### Exercise goal
A word-for-word copy of the entries is the goal; leave out the pictures.

------

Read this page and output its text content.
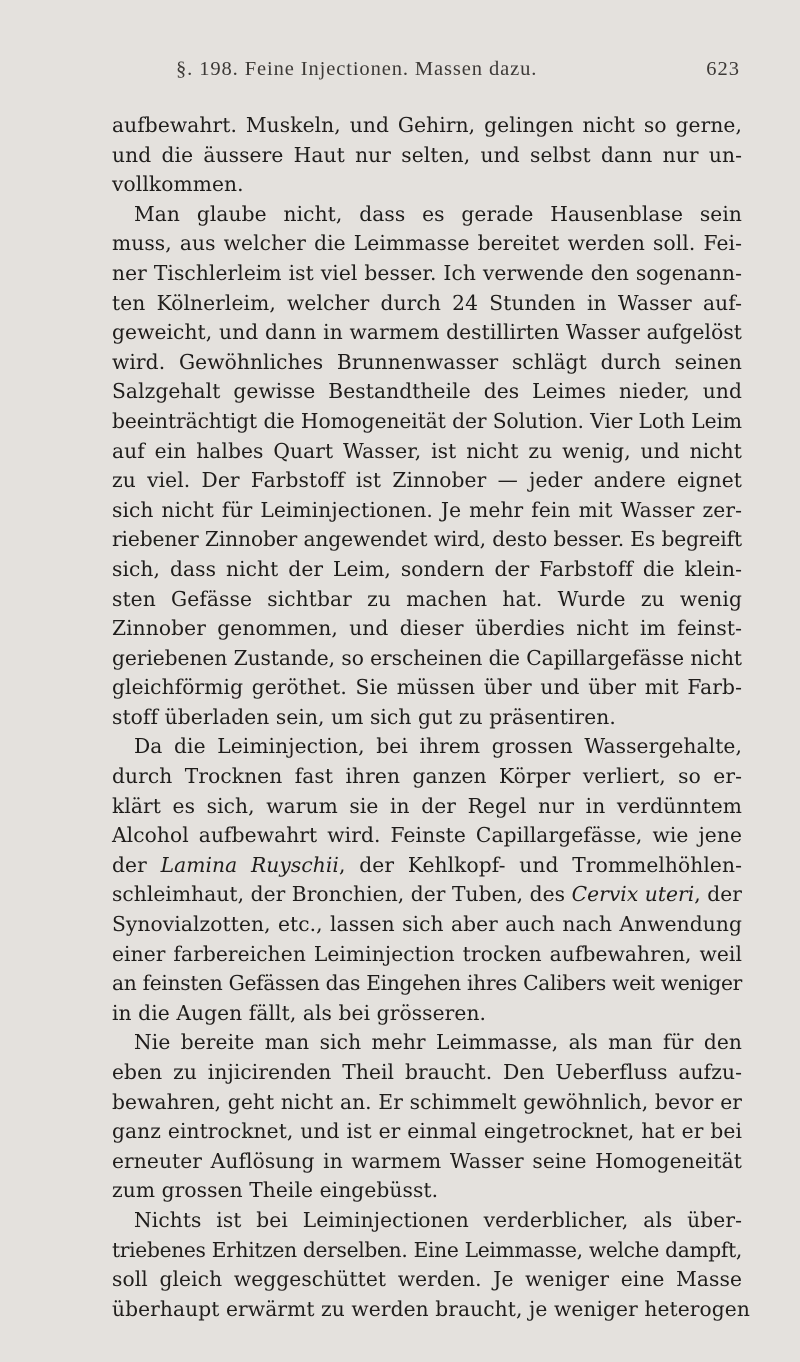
§. 198. Feine Injectionen. Massen dazu.	623
aufbewahrt. Muskeln, und Gehirn, gelingen nicht so gerne,
und die äussere Haut nur selten, und selbst dann nur un-
vollkommen.
Man glaube nicht, dass es gerade Hausenblase sein
muss, aus welcher die Leimmasse bereitet werden soll. Fei-
ner Tischlerleim ist viel besser. Ich verwende den sogenann-
ten Kölnerleim, welcher durch 24 Stunden in Wasser auf-
geweicht, und dann in warmem destillirten Wasser aufgelöst
wird. Gewöhnliches Brunnenwasser schlägt durch seinen
Salzgehalt gewisse Bestandtheile des Leimes nieder, und
beeinträchtigt die Homogeneität der Solution. Vier Loth Leim
auf ein halbes Quart Wasser, ist nicht zu wenig, und nicht
zu viel. Der Farbstoff ist Zinnober — jeder andere eignet
sich nicht für Leiminjectionen. Je mehr fein mit Wasser zer-
riebener Zinnober angewendet wird, desto besser. Es begreift
sich, dass nicht der Leim, sondern der Farbstoff die klein-
sten Gefässe sichtbar zu machen hat. Wurde zu wenig
Zinnober genommen, und dieser überdies nicht im feinst-
geriebenen Zustande, so erscheinen die Capillargefässe nicht
gleichförmig geröthet. Sie müssen über und über mit Farb-
stoff überladen sein, um sich gut zu präsentiren.
Da die Leiminjection, bei ihrem grossen Wassergehalte,
durch Trocknen fast ihren ganzen Körper verliert, so er-
klärt es sich, warum sie in der Regel nur in verdünntem
Alcohol aufbewahrt wird. Feinste Capillargefässe, wie jene
der Lamina Ruyschii, der Kehlkopf- und Trommelhöhlen-
schleimhaut, der Bronchien, der Tuben, des Cervix uteri, der
Synovialzotten, etc., lassen sich aber auch nach Anwendung
einer farbereichen Leiminjection trocken aufbewahren, weil
an feinsten Gefässen das Eingehen ihres Calibers weit weniger
in die Augen fällt, als bei grösseren.
Nie bereite man sich mehr Leimmasse, als man für den
eben zu injicirenden Theil braucht. Den Ueberfluss aufzu-
bewahren, geht nicht an. Er schimmelt gewöhnlich, bevor er
ganz eintrocknet, und ist er einmal eingetrocknet, hat er bei
erneuter Auflösung in warmem Wasser seine Homogeneität
zum grossen Theile eingebüsst.
Nichts ist bei Leiminjectionen verderblicher, als über-
triebenes Erhitzen derselben. Eine Leimmasse, welche dampft,
soll gleich weggeschüttet werden. Je weniger eine Masse
überhaupt erwärmt zu werden braucht, je weniger heterogen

------

### Expected answer
Read this page and output its text content.
§. 198. Feine Injectionen. Massen dazu.	623
aufbewahrt. Muskeln, und Gehirn, gelingen nicht so gerne,
und die äussere Haut nur selten, und selbst dann nur un-
vollkommen.
Man glaube nicht, dass es gerade Hausenblase sein
muss, aus welcher die Leimmasse bereitet werden soll. Fei-
ner Tischlerleim ist viel besser. Ich verwende den sogenann-
ten Kölnerleim, welcher durch 24 Stunden in Wasser auf-
geweicht, und dann in warmem destillirten Wasser aufgelöst
wird. Gewöhnliches Brunnenwasser schlägt durch seinen
Salzgehalt gewisse Bestandtheile des Leimes nieder, und
beeinträchtigt die Homogeneität der Solution. Vier Loth Leim
auf ein halbes Quart Wasser, ist nicht zu wenig, und nicht
zu viel. Der Farbstoff ist Zinnober — jeder andere eignet
sich nicht für Leiminjectionen. Je mehr fein mit Wasser zer-
riebener Zinnober angewendet wird, desto besser. Es begreift
sich, dass nicht der Leim, sondern der Farbstoff die klein-
sten Gefässe sichtbar zu machen hat. Wurde zu wenig
Zinnober genommen, und dieser überdies nicht im feinst-
geriebenen Zustande, so erscheinen die Capillargefässe nicht
gleichförmig geröthet. Sie müssen über und über mit Farb-
stoff überladen sein, um sich gut zu präsentiren.
Da die Leiminjection, bei ihrem grossen Wassergehalte,
durch Trocknen fast ihren ganzen Körper verliert, so er-
klärt es sich, warum sie in der Regel nur in verdünntem
Alcohol aufbewahrt wird. Feinste Capillargefässe, wie jene
der Lamina Ruyschii, der Kehlkopf- und Trommelhöhlen-
schleimhaut, der Bronchien, der Tuben, des Cervix uteri, der
Synovialzotten, etc., lassen sich aber auch nach Anwendung
einer farbereichen Leiminjection trocken aufbewahren, weil
an feinsten Gefässen das Eingehen ihres Calibers weit weniger
in die Augen fällt, als bei grösseren.
Nie bereite man sich mehr Leimmasse, als man für den
eben zu injicirenden Theil braucht. Den Ueberfluss aufzu-
bewahren, geht nicht an. Er schimmelt gewöhnlich, bevor er
ganz eintrocknet, und ist er einmal eingetrocknet, hat er bei
erneuter Auflösung in warmem Wasser seine Homogeneität
zum grossen Theile eingebüsst.
Nichts ist bei Leiminjectionen verderblicher, als über-
triebenes Erhitzen derselben. Eine Leimmasse, welche dampft,
soll gleich weggeschüttet werden. Je weniger eine Masse
überhaupt erwärmt zu werden braucht, je weniger heterogen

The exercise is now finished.